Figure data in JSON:
## BEGIN
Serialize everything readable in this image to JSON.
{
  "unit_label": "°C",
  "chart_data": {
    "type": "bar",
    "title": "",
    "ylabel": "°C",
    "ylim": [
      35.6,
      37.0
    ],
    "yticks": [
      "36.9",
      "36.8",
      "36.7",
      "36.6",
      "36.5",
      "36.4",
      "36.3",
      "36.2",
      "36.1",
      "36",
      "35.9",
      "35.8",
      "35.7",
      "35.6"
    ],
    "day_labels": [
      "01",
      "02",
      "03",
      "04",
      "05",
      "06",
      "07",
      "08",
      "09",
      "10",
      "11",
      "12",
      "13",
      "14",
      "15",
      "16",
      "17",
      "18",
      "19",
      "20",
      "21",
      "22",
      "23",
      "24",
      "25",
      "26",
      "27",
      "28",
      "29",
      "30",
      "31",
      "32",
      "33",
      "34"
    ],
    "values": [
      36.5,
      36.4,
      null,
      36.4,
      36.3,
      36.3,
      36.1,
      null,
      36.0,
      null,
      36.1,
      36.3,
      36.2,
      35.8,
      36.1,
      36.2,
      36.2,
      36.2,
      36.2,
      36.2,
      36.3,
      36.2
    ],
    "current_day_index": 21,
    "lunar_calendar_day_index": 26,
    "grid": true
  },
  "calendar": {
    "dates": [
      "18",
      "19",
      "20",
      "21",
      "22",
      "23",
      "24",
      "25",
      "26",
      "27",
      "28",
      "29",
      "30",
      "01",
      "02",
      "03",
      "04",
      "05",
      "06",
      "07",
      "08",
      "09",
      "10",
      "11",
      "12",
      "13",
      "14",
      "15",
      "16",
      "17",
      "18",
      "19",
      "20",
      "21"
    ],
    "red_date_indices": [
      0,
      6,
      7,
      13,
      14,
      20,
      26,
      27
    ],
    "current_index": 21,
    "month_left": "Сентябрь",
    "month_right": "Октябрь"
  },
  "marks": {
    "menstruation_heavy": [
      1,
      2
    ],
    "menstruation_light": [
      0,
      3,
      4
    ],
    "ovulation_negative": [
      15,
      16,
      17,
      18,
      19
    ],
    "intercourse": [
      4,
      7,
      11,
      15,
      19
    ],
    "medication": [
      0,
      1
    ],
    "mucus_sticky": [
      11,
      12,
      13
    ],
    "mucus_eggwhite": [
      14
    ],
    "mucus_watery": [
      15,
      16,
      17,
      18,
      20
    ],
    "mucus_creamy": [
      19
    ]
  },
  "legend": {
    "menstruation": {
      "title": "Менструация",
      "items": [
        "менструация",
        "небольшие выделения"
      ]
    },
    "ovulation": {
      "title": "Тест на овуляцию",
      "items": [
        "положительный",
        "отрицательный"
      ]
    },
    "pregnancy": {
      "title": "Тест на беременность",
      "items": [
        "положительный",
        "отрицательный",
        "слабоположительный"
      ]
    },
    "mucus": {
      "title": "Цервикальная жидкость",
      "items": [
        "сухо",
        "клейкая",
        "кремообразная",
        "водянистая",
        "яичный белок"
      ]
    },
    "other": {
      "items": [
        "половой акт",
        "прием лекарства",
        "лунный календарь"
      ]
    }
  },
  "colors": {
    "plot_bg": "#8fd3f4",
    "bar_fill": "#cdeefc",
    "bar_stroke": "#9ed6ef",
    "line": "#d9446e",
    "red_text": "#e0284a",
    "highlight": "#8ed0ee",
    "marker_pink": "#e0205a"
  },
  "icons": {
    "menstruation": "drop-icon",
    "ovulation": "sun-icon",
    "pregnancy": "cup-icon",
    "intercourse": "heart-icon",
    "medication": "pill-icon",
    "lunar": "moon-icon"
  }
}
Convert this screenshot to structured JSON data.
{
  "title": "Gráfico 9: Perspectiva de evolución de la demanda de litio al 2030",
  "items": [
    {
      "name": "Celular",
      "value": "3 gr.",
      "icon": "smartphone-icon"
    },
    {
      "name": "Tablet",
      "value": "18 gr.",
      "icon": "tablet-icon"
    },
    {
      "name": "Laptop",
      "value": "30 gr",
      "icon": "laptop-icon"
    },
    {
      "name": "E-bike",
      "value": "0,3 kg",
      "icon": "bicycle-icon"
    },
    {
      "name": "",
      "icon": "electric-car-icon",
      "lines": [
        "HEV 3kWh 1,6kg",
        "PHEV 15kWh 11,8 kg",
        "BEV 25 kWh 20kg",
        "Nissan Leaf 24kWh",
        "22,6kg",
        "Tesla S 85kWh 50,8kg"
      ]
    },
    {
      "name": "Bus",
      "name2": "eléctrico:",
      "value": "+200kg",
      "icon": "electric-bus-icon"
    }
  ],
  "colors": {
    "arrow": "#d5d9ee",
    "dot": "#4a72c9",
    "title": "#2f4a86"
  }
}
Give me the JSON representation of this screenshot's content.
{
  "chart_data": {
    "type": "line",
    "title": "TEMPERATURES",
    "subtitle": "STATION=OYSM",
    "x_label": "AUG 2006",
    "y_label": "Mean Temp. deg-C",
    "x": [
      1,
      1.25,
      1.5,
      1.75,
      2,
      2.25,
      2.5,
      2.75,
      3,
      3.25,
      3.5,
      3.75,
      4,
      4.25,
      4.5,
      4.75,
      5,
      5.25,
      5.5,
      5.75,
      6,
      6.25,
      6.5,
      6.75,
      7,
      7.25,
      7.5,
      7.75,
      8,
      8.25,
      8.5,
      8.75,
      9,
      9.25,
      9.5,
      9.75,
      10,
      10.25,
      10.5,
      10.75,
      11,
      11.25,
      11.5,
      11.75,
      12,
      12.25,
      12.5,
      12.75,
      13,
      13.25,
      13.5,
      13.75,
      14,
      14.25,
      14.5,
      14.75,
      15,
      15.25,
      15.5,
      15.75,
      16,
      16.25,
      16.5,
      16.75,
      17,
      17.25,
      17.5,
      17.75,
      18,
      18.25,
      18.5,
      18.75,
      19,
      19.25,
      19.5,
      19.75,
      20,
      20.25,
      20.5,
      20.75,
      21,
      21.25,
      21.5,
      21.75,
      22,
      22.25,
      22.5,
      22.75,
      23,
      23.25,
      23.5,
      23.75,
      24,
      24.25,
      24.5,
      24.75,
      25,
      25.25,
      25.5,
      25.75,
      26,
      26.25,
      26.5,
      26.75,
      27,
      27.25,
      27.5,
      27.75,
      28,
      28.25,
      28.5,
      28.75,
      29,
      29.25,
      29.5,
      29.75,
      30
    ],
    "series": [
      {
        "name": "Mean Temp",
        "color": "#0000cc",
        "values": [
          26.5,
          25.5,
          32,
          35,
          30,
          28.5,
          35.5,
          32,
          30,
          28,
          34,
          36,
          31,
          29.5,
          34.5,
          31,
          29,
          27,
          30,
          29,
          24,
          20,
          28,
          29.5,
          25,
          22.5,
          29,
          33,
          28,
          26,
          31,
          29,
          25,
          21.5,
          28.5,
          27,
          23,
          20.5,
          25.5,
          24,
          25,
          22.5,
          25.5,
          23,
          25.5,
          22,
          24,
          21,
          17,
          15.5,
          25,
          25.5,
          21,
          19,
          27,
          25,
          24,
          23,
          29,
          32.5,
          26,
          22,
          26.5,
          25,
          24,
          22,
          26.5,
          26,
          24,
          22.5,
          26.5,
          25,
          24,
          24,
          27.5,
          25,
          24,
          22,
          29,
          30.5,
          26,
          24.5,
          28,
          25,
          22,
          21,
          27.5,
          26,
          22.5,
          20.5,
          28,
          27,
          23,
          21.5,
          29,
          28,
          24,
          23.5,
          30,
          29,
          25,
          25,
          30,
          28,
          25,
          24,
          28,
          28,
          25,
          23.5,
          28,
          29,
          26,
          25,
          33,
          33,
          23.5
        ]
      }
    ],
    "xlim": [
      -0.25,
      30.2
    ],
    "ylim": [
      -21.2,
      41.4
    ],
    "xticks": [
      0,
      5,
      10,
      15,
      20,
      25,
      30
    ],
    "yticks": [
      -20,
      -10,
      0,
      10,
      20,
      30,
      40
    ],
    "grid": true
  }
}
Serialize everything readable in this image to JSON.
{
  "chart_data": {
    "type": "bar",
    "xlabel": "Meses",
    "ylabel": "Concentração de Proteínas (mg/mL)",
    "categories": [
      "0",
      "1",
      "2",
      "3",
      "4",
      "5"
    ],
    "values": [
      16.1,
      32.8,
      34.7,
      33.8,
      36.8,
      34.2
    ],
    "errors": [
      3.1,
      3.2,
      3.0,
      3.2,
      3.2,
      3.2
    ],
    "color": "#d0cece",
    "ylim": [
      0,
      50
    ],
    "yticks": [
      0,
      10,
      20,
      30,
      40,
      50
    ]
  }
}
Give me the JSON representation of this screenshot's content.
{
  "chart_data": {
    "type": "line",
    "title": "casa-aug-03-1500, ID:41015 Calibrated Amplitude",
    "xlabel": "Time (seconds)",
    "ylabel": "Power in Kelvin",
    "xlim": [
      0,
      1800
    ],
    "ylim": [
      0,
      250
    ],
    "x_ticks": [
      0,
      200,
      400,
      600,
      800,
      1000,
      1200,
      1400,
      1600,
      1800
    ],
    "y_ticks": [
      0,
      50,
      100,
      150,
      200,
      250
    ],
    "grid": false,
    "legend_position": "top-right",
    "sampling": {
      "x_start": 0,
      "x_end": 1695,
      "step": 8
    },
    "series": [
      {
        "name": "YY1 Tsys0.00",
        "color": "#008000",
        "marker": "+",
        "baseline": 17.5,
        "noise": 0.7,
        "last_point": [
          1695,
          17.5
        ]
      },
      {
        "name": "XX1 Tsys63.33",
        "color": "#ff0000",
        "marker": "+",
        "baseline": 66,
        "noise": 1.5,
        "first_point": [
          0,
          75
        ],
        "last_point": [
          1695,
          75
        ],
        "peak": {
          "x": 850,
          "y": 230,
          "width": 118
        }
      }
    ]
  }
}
## END
Give the number of lines containing the word "Mean". No other answer is needed.

2